SHORT PROBLEM = Leave out the pictures and repeat exactly the lines from the one containing "What text is on this page?" through the end of the records.

TASK INPUT =

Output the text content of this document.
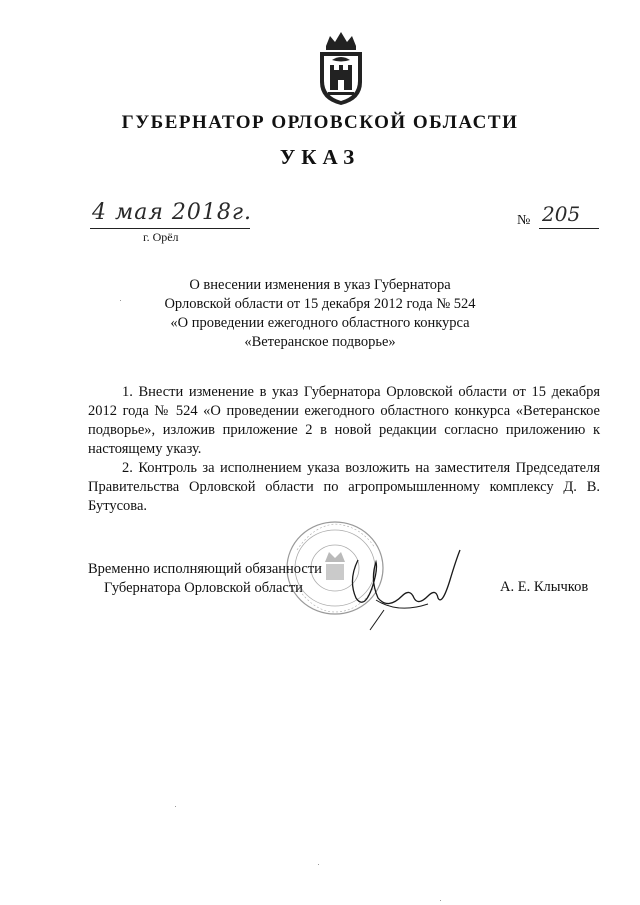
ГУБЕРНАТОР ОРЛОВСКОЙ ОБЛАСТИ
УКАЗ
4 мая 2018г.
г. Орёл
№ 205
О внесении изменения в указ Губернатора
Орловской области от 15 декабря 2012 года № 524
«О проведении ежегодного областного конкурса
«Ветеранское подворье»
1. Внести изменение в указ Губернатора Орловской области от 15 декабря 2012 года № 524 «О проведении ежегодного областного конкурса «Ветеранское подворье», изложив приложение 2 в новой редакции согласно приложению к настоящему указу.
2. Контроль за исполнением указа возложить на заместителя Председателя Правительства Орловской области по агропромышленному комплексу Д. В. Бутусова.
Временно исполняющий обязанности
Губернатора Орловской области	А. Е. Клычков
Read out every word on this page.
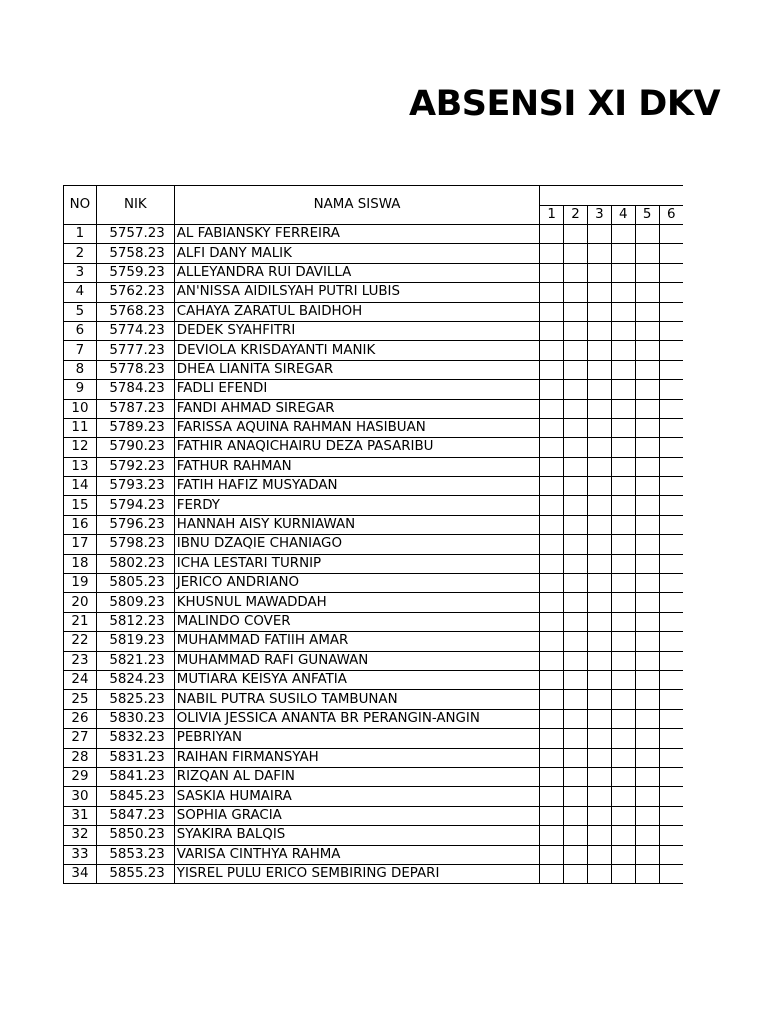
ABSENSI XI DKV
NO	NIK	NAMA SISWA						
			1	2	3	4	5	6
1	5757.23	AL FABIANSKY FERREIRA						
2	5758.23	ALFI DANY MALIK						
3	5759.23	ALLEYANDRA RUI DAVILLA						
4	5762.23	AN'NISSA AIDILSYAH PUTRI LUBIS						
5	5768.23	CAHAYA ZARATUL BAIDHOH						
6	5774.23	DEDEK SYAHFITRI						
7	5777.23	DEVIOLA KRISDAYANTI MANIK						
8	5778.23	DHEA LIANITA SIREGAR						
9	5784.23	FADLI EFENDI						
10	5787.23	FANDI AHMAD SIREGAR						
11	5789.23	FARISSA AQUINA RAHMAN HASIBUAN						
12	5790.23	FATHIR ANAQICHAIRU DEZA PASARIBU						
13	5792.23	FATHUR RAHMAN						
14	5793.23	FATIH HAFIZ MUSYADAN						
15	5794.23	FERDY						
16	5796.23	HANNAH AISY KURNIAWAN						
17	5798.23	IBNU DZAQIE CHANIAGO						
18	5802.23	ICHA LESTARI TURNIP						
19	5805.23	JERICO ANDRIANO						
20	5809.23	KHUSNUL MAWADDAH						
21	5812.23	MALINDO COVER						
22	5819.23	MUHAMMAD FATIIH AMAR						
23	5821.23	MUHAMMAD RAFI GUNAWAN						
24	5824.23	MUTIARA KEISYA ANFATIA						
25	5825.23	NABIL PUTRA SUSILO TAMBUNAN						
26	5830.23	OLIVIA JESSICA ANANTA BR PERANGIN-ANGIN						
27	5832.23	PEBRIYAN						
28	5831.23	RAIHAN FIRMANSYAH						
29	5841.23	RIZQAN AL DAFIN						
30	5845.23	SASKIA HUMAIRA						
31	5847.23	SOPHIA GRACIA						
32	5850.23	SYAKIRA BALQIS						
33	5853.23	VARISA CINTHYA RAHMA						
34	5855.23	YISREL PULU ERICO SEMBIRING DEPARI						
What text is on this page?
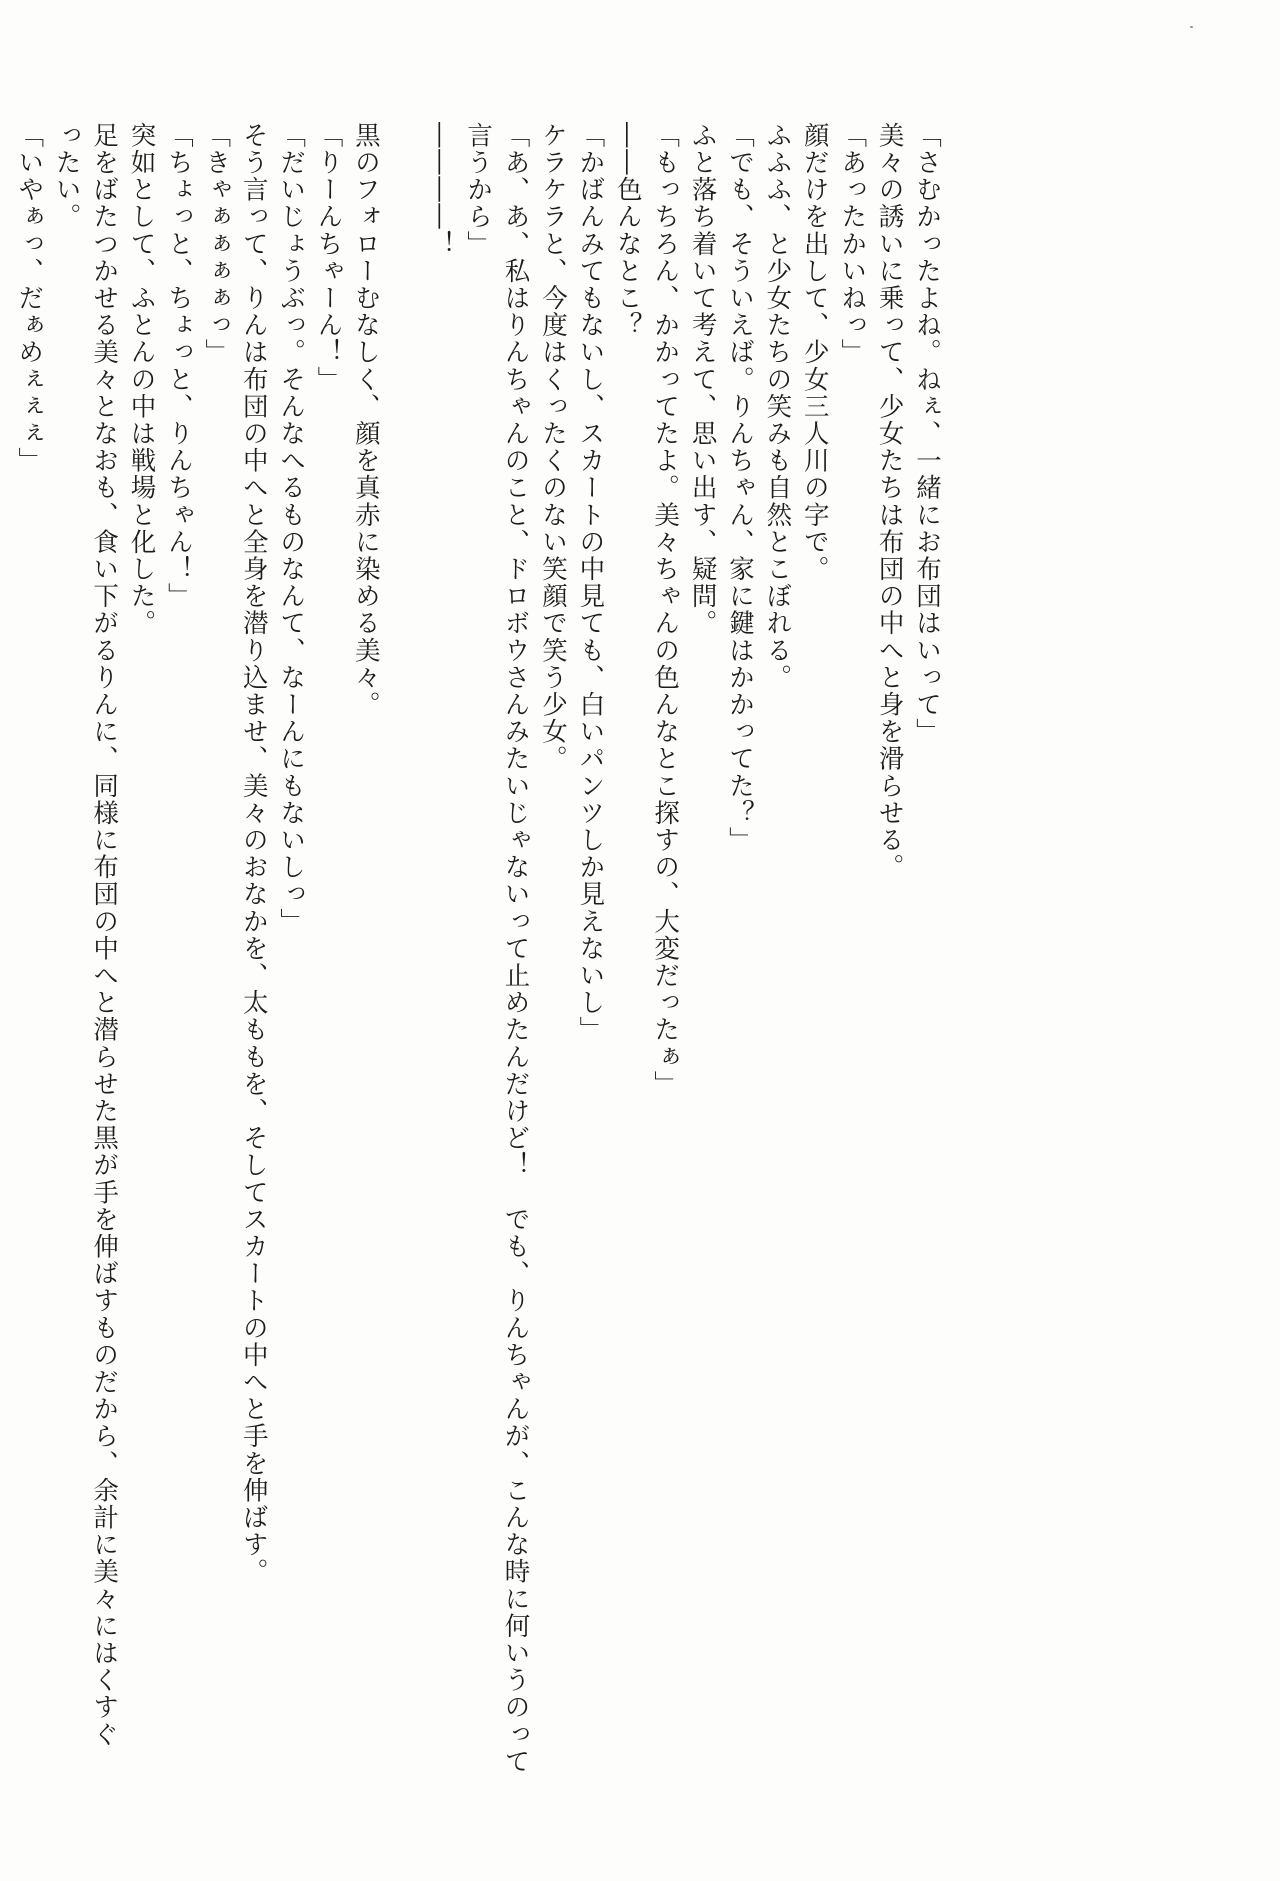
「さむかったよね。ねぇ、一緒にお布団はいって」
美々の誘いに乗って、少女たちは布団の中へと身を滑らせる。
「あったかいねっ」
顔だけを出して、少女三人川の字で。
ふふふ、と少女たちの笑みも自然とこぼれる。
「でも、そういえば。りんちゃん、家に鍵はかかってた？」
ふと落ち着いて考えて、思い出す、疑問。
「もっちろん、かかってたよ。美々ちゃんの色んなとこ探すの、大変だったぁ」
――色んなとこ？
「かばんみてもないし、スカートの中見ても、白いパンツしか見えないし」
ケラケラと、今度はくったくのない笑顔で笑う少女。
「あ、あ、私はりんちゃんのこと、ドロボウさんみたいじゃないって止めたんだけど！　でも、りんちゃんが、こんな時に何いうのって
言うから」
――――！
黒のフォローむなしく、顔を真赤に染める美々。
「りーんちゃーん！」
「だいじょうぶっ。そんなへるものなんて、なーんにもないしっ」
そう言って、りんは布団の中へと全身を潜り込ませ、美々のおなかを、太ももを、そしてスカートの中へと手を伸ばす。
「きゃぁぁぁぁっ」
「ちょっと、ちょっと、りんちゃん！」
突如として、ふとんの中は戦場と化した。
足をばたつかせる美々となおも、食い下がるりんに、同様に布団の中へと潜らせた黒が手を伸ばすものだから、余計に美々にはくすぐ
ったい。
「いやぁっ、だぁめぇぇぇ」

RESULT OF THE TASK =
What text is on this page?
「さむかったよね。ねぇ、一緒にお布団はいって」
美々の誘いに乗って、少女たちは布団の中へと身を滑らせる。
「あったかいねっ」
顔だけを出して、少女三人川の字で。
ふふふ、と少女たちの笑みも自然とこぼれる。
「でも、そういえば。りんちゃん、家に鍵はかかってた？」
ふと落ち着いて考えて、思い出す、疑問。
「もっちろん、かかってたよ。美々ちゃんの色んなとこ探すの、大変だったぁ」
――色んなとこ？
「かばんみてもないし、スカートの中見ても、白いパンツしか見えないし」
ケラケラと、今度はくったくのない笑顔で笑う少女。
「あ、あ、私はりんちゃんのこと、ドロボウさんみたいじゃないって止めたんだけど！　でも、りんちゃんが、こんな時に何いうのって
言うから」
――――！
黒のフォローむなしく、顔を真赤に染める美々。
「りーんちゃーん！」
「だいじょうぶっ。そんなへるものなんて、なーんにもないしっ」
そう言って、りんは布団の中へと全身を潜り込ませ、美々のおなかを、太ももを、そしてスカートの中へと手を伸ばす。
「きゃぁぁぁぁっ」
「ちょっと、ちょっと、りんちゃん！」
突如として、ふとんの中は戦場と化した。
足をばたつかせる美々となおも、食い下がるりんに、同様に布団の中へと潜らせた黒が手を伸ばすものだから、余計に美々にはくすぐ
ったい。
「いやぁっ、だぁめぇぇぇ」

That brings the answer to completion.